• AIM OF THE TASK
From the listing below, pull out the lines that hold "Therapeutic".

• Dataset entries
* begin *

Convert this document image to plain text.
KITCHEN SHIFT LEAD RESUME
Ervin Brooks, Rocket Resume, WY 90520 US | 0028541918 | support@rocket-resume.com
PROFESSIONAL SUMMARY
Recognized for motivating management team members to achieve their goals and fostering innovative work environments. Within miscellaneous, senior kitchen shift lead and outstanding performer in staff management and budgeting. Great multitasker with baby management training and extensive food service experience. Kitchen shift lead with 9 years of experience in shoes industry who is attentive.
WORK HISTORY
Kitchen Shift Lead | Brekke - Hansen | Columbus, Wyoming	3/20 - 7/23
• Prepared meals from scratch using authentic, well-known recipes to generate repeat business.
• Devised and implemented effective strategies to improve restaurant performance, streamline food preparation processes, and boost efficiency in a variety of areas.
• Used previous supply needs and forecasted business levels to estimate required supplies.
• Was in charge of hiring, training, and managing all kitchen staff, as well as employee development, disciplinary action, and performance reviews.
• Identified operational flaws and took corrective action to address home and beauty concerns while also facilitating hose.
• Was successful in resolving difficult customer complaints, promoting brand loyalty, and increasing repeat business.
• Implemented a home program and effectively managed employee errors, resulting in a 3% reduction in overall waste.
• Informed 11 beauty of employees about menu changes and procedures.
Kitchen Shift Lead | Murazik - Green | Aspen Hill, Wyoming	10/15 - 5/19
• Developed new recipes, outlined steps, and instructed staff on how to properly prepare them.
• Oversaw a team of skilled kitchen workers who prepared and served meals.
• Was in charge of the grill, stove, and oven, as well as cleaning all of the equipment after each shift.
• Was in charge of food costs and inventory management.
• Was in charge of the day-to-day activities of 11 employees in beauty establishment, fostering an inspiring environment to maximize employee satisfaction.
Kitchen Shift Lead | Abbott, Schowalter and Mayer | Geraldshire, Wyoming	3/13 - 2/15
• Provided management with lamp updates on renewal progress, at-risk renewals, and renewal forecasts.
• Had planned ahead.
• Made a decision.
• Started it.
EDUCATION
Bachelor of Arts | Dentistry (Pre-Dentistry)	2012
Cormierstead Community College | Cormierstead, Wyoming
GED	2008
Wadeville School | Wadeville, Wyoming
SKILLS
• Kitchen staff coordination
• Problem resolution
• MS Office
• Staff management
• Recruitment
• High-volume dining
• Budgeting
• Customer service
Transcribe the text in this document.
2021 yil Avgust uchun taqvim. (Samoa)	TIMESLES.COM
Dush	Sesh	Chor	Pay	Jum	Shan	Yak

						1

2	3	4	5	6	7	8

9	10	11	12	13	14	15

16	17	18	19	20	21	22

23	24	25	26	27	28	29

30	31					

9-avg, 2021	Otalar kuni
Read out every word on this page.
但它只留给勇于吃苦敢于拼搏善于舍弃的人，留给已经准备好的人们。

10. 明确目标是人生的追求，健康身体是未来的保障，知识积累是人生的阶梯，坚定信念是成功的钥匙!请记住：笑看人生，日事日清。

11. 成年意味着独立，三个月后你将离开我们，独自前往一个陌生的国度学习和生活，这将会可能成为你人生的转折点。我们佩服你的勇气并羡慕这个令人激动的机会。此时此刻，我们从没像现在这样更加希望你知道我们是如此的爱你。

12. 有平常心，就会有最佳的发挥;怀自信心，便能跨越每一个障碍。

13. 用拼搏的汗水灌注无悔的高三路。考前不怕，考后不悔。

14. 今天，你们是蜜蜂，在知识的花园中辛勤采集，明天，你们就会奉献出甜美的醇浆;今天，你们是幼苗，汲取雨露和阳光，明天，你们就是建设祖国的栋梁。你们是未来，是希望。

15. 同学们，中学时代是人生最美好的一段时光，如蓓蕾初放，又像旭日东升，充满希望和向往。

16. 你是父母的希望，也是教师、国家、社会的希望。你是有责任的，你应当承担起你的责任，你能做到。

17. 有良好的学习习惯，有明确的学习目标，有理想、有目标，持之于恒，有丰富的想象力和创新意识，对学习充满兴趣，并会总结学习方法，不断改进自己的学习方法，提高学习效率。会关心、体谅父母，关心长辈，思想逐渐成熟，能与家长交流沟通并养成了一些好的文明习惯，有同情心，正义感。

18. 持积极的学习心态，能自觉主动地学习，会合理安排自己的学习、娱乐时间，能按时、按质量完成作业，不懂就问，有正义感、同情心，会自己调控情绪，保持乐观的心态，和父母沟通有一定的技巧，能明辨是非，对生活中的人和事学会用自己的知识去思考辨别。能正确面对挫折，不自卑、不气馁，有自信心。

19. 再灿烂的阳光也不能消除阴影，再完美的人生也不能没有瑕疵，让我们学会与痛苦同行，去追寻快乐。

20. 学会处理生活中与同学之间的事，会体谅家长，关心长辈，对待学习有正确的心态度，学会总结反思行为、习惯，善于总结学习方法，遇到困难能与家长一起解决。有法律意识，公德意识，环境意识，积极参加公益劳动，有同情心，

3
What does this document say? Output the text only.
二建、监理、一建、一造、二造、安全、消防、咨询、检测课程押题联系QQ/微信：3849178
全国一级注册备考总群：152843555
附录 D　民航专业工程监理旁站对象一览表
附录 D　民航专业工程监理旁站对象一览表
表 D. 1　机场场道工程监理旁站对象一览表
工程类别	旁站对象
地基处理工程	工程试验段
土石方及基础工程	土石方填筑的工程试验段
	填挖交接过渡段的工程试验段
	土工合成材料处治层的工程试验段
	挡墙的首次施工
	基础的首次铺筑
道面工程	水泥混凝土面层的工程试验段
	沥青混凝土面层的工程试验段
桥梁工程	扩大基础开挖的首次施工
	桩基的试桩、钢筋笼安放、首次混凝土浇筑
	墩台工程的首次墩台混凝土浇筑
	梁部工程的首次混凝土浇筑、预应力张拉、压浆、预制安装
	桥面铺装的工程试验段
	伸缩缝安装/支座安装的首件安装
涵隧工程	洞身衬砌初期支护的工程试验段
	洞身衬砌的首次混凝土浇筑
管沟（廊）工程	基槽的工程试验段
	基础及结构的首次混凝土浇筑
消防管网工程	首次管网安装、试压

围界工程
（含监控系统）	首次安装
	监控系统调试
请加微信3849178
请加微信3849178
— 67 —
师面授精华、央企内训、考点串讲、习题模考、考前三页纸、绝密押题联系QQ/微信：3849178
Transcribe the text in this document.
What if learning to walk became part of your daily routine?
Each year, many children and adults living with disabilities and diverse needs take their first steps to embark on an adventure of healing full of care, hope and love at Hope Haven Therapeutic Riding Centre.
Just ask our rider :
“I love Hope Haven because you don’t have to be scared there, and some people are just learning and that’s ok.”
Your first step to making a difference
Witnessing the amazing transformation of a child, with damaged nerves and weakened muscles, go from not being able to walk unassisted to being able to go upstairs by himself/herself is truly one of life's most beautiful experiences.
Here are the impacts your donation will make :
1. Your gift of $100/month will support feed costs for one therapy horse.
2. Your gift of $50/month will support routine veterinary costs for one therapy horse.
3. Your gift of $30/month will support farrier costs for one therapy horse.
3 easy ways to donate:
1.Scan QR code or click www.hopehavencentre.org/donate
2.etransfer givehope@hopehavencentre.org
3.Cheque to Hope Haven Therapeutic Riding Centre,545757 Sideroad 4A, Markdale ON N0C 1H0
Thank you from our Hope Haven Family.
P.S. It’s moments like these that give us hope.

* end *

• RESULT
Each year, many children and adults living with disabilities and diverse needs take their first steps to embark on an adventure of healing full of care, hope and love at Hope Haven Therapeutic Riding Centre.
3.Cheque to Hope Haven Therapeutic Riding Centre,545757 Sideroad 4A, Markdale ON N0C 1H0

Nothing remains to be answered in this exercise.